- [TASK DIRECTIONS]: Reproduce the entries exactly.

··· GIVEN DATA ···

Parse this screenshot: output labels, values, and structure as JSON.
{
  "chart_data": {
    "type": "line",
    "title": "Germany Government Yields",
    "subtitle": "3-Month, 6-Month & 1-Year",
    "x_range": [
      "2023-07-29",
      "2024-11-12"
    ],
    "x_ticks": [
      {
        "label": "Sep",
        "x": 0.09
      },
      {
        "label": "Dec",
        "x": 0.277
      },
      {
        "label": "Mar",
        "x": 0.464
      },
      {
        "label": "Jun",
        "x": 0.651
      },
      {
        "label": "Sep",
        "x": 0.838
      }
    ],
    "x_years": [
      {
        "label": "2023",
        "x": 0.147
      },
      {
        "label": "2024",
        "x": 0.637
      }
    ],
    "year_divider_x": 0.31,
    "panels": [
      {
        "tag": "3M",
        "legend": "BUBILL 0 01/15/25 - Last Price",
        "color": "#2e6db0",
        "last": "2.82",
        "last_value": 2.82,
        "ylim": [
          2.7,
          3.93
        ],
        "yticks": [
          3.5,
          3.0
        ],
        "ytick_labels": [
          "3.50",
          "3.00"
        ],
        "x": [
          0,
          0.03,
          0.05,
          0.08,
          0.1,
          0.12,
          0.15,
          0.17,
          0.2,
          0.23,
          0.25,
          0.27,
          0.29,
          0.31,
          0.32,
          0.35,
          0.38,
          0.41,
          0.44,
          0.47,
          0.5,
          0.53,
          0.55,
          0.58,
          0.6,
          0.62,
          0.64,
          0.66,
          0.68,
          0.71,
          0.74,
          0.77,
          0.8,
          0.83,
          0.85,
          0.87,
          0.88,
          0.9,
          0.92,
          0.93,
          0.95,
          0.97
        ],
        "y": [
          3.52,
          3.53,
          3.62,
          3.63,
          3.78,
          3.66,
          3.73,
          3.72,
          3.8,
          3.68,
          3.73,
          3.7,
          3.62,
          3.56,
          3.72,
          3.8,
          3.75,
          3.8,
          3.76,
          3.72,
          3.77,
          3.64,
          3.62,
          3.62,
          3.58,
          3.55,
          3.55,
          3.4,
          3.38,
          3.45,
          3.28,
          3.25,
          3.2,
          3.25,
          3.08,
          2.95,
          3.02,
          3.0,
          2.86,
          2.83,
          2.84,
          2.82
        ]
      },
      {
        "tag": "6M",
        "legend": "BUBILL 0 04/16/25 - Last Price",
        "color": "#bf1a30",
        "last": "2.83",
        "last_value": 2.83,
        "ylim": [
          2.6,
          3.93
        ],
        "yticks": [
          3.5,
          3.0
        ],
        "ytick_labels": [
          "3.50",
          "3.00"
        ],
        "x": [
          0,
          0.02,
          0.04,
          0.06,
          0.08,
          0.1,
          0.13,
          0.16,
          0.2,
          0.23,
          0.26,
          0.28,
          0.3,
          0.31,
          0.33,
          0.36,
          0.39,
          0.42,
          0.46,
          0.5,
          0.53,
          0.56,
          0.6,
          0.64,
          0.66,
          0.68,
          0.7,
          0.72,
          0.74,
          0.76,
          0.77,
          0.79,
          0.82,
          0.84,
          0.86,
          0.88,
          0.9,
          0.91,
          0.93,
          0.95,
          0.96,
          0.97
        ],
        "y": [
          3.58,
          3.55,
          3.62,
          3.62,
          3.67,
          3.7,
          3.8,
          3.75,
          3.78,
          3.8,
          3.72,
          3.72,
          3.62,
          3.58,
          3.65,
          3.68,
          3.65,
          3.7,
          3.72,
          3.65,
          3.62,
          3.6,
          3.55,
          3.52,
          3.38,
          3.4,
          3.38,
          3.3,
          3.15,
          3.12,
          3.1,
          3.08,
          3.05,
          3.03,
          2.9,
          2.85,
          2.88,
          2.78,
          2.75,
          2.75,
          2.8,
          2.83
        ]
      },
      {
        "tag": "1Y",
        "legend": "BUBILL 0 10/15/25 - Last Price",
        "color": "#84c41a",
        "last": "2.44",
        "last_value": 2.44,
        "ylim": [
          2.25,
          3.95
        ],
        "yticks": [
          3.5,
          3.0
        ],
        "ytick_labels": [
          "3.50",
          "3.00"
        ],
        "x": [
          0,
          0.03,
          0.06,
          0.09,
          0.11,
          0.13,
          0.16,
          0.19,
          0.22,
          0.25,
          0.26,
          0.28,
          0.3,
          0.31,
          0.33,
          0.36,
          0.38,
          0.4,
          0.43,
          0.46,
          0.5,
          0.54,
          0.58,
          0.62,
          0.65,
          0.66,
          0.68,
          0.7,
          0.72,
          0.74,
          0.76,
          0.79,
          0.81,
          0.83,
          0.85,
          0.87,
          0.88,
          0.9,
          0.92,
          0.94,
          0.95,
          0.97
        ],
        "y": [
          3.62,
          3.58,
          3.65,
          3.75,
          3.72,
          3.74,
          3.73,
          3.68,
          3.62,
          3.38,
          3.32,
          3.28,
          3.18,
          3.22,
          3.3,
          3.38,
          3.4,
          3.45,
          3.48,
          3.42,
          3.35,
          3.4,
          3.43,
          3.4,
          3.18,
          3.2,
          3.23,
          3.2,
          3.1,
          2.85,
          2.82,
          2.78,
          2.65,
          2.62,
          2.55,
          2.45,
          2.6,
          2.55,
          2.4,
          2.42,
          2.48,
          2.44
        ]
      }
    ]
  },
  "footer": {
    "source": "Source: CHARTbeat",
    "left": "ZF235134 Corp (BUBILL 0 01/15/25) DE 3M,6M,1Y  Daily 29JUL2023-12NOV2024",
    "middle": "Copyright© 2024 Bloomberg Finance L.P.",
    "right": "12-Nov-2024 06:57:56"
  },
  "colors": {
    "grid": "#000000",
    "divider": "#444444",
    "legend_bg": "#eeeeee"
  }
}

···

- [RESPONSE]:
Parse this screenshot: output labels, values, and structure as JSON.
{
  "chart_data": {
    "type": "line",
    "title": "Germany Government Yields",
    "subtitle": "3-Month, 6-Month & 1-Year",
    "x_range": [
      "2023-07-29",
      "2024-11-12"
    ],
    "x_ticks": [
      {
        "label": "Sep",
        "x": 0.09
      },
      {
        "label": "Dec",
        "x": 0.277
      },
      {
        "label": "Mar",
        "x": 0.464
      },
      {
        "label": "Jun",
        "x": 0.651
      },
      {
        "label": "Sep",
        "x": 0.838
      }
    ],
    "x_years": [
      {
        "label": "2023",
        "x": 0.147
      },
      {
        "label": "2024",
        "x": 0.637
      }
    ],
    "year_divider_x": 0.31,
    "panels": [
      {
        "tag": "3M",
        "legend": "BUBILL 0 01/15/25 - Last Price",
        "color": "#2e6db0",
        "last": "2.82",
        "last_value": 2.82,
        "ylim": [
          2.7,
          3.93
        ],
        "yticks": [
          3.5,
          3.0
        ],
        "ytick_labels": [
          "3.50",
          "3.00"
        ],
        "x": [
          0,
          0.03,
          0.05,
          0.08,
          0.1,
          0.12,
          0.15,
          0.17,
          0.2,
          0.23,
          0.25,
          0.27,
          0.29,
          0.31,
          0.32,
          0.35,
          0.38,
          0.41,
          0.44,
          0.47,
          0.5,
          0.53,
          0.55,
          0.58,
          0.6,
          0.62,
          0.64,
          0.66,
          0.68,
          0.71,
          0.74,
          0.77,
          0.8,
          0.83,
          0.85,
          0.87,
          0.88,
          0.9,
          0.92,
          0.93,
          0.95,
          0.97
        ],
        "y": [
          3.52,
          3.53,
          3.62,
          3.63,
          3.78,
          3.66,
          3.73,
          3.72,
          3.8,
          3.68,
          3.73,
          3.7,
          3.62,
          3.56,
          3.72,
          3.8,
          3.75,
          3.8,
          3.76,
          3.72,
          3.77,
          3.64,
          3.62,
          3.62,
          3.58,
          3.55,
          3.55,
          3.4,
          3.38,
          3.45,
          3.28,
          3.25,
          3.2,
          3.25,
          3.08,
          2.95,
          3.02,
          3.0,
          2.86,
          2.83,
          2.84,
          2.82
        ]
      },
      {
        "tag": "6M",
        "legend": "BUBILL 0 04/16/25 - Last Price",
        "color": "#bf1a30",
        "last": "2.83",
        "last_value": 2.83,
        "ylim": [
          2.6,
          3.93
        ],
        "yticks": [
          3.5,
          3.0
        ],
        "ytick_labels": [
          "3.50",
          "3.00"
        ],
        "x": [
          0,
          0.02,
          0.04,
          0.06,
          0.08,
          0.1,
          0.13,
          0.16,
          0.2,
          0.23,
          0.26,
          0.28,
          0.3,
          0.31,
          0.33,
          0.36,
          0.39,
          0.42,
          0.46,
          0.5,
          0.53,
          0.56,
          0.6,
          0.64,
          0.66,
          0.68,
          0.7,
          0.72,
          0.74,
          0.76,
          0.77,
          0.79,
          0.82,
          0.84,
          0.86,
          0.88,
          0.9,
          0.91,
          0.93,
          0.95,
          0.96,
          0.97
        ],
        "y": [
          3.58,
          3.55,
          3.62,
          3.62,
          3.67,
          3.7,
          3.8,
          3.75,
          3.78,
          3.8,
          3.72,
          3.72,
          3.62,
          3.58,
          3.65,
          3.68,
          3.65,
          3.7,
          3.72,
          3.65,
          3.62,
          3.6,
          3.55,
          3.52,
          3.38,
          3.4,
          3.38,
          3.3,
          3.15,
          3.12,
          3.1,
          3.08,
          3.05,
          3.03,
          2.9,
          2.85,
          2.88,
          2.78,
          2.75,
          2.75,
          2.8,
          2.83
        ]
      },
      {
        "tag": "1Y",
        "legend": "BUBILL 0 10/15/25 - Last Price",
        "color": "#84c41a",
        "last": "2.44",
        "last_value": 2.44,
        "ylim": [
          2.25,
          3.95
        ],
        "yticks": [
          3.5,
          3.0
        ],
        "ytick_labels": [
          "3.50",
          "3.00"
        ],
        "x": [
          0,
          0.03,
          0.06,
          0.09,
          0.11,
          0.13,
          0.16,
          0.19,
          0.22,
          0.25,
          0.26,
          0.28,
          0.3,
          0.31,
          0.33,
          0.36,
          0.38,
          0.4,
          0.43,
          0.46,
          0.5,
          0.54,
          0.58,
          0.62,
          0.65,
          0.66,
          0.68,
          0.7,
          0.72,
          0.74,
          0.76,
          0.79,
          0.81,
          0.83,
          0.85,
          0.87,
          0.88,
          0.9,
          0.92,
          0.94,
          0.95,
          0.97
        ],
        "y": [
          3.62,
          3.58,
          3.65,
          3.75,
          3.72,
          3.74,
          3.73,
          3.68,
          3.62,
          3.38,
          3.32,
          3.28,
          3.18,
          3.22,
          3.3,
          3.38,
          3.4,
          3.45,
          3.48,
          3.42,
          3.35,
          3.4,
          3.43,
          3.4,
          3.18,
          3.2,
          3.23,
          3.2,
          3.1,
          2.85,
          2.82,
          2.78,
          2.65,
          2.62,
          2.55,
          2.45,
          2.6,
          2.55,
          2.4,
          2.42,
          2.48,
          2.44
        ]
      }
    ]
  },
  "footer": {
    "source": "Source: CHARTbeat",
    "left": "ZF235134 Corp (BUBILL 0 01/15/25) DE 3M,6M,1Y  Daily 29JUL2023-12NOV2024",
    "middle": "Copyright© 2024 Bloomberg Finance L.P.",
    "right": "12-Nov-2024 06:57:56"
  },
  "colors": {
    "grid": "#000000",
    "divider": "#444444",
    "legend_bg": "#eeeeee"
  }
}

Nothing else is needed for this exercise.